» The exercise
Each line containing the word "date" needs to be copied.

>> BEGIN

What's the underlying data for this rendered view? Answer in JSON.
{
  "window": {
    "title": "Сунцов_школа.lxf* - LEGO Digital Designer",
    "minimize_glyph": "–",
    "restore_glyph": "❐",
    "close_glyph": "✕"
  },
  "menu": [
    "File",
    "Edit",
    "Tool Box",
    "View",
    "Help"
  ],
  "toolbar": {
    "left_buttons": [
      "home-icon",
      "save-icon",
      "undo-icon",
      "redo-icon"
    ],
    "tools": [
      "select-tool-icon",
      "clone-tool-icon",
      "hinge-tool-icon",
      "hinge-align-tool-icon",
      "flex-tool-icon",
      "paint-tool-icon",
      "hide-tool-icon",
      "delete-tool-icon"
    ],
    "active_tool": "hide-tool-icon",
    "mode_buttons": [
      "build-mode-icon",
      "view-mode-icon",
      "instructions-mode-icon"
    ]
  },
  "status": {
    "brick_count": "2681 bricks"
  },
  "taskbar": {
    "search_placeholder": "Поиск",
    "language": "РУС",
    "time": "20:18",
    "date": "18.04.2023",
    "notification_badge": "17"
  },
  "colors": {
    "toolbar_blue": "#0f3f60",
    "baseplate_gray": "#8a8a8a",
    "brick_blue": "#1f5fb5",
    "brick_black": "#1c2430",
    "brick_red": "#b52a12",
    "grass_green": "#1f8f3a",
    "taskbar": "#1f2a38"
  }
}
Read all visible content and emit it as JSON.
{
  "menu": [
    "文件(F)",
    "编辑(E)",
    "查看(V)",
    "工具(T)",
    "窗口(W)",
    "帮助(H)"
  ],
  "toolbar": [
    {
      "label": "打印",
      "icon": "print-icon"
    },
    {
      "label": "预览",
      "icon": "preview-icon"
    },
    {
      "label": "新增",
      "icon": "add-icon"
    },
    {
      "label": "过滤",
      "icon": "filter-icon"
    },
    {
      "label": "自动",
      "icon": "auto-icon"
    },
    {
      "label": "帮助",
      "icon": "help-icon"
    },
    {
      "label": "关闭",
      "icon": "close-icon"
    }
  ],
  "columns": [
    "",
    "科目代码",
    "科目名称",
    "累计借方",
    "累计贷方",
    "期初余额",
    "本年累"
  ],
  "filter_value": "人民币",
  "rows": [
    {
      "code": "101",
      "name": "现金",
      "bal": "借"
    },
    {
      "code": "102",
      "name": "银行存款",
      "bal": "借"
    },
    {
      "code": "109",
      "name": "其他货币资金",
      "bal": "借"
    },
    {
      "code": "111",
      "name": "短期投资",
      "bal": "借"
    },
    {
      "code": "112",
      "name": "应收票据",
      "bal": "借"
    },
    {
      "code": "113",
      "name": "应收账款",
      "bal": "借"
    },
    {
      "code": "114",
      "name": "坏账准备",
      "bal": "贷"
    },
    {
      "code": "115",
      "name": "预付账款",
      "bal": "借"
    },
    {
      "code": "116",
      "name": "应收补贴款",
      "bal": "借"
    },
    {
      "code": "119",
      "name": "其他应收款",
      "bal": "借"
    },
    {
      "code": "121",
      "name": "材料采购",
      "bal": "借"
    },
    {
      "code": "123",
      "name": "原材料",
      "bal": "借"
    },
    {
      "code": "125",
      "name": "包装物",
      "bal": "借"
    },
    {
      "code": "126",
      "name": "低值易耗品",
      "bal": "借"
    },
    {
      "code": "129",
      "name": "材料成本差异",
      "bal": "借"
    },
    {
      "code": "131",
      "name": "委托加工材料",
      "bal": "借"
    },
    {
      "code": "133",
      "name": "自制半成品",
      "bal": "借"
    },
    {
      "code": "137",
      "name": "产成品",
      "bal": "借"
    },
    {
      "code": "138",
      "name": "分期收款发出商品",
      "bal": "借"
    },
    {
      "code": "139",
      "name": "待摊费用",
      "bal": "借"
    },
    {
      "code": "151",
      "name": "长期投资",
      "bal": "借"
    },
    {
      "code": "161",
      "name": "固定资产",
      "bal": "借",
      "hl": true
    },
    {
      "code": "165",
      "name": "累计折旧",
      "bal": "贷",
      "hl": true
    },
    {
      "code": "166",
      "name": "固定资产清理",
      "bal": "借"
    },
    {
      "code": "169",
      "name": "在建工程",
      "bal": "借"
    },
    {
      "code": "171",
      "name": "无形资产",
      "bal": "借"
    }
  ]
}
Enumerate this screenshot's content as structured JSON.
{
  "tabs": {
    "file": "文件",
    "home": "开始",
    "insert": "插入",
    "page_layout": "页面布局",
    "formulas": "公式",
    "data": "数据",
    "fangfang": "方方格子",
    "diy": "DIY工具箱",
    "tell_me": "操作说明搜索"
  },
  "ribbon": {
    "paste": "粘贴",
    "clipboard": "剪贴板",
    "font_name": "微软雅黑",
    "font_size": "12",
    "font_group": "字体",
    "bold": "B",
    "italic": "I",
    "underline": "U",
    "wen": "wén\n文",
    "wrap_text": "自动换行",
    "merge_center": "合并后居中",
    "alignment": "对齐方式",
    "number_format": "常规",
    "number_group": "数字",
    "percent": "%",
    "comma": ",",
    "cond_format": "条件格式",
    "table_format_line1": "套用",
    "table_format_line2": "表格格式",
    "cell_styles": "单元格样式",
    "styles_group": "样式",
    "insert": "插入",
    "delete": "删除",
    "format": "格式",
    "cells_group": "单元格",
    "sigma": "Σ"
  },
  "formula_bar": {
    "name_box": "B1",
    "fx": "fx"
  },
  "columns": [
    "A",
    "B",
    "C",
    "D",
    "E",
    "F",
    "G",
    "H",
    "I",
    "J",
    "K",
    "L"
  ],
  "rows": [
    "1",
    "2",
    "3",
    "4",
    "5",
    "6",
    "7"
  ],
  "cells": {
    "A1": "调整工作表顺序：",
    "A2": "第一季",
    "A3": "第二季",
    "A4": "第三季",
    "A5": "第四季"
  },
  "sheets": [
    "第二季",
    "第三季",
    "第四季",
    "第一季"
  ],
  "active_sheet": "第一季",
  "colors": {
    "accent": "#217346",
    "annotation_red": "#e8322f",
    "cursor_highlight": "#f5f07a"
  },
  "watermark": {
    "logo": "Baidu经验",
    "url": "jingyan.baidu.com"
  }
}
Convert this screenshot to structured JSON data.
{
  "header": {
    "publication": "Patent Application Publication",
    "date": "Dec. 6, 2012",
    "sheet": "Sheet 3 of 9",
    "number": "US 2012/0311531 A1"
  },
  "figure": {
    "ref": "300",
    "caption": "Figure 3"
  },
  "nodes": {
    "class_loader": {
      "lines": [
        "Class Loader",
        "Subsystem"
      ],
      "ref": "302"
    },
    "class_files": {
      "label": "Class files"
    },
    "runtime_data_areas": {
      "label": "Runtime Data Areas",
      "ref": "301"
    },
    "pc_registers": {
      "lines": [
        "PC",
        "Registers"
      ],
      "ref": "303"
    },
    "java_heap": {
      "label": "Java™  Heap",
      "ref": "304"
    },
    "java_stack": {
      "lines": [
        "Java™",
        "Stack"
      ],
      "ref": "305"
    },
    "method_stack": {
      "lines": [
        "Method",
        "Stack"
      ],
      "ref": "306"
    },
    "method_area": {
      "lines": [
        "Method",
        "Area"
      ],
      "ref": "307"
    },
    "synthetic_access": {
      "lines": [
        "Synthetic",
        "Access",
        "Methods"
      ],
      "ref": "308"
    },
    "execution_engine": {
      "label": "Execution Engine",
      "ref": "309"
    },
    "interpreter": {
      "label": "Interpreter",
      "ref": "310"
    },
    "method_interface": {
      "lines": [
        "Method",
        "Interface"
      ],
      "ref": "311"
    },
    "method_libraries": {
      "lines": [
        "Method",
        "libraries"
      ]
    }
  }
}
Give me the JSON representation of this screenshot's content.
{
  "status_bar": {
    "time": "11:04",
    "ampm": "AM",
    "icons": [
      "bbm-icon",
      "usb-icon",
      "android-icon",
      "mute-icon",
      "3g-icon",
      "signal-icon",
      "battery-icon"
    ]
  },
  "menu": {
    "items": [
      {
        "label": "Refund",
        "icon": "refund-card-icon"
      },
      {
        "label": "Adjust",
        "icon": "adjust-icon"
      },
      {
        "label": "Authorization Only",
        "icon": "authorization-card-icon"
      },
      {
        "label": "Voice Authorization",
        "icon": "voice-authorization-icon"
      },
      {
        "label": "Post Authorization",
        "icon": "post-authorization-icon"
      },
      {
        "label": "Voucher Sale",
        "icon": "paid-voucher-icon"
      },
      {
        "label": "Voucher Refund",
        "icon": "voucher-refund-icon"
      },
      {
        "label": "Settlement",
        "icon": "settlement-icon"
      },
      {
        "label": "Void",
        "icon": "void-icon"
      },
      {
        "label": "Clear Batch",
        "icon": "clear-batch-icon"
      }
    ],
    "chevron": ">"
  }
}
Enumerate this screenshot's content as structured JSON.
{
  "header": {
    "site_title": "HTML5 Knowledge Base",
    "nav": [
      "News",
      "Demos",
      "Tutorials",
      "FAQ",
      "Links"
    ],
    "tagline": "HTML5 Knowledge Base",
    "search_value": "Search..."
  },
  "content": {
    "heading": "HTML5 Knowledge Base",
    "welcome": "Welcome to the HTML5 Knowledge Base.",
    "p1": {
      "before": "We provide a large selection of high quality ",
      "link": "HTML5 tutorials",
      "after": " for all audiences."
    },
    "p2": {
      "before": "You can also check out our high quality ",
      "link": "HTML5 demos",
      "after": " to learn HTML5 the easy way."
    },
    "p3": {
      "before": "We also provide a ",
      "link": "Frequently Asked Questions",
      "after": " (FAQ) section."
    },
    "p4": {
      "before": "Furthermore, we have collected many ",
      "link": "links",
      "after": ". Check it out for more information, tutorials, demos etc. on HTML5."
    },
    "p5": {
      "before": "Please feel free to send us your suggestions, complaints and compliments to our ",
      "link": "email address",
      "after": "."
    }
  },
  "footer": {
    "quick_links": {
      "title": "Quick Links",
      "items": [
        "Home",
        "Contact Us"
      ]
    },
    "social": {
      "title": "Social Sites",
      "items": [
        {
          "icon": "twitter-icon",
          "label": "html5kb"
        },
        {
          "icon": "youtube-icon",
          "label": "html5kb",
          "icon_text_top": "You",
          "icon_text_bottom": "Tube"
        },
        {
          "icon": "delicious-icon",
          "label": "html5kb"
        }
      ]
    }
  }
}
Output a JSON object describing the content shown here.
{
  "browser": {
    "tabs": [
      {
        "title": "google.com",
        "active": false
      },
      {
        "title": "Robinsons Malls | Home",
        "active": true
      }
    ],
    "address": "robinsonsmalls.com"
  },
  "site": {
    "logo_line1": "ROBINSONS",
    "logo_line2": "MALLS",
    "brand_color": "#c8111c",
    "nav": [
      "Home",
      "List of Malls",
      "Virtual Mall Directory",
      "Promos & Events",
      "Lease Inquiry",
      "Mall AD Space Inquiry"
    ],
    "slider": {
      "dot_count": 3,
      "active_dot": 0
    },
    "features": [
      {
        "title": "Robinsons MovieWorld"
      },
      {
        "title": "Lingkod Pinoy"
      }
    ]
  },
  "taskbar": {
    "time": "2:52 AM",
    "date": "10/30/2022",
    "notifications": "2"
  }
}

>> END

» Exercise output
    "date": "18.04.2023",
    "date": "Dec. 6, 2012",
    "date": "10/30/2022",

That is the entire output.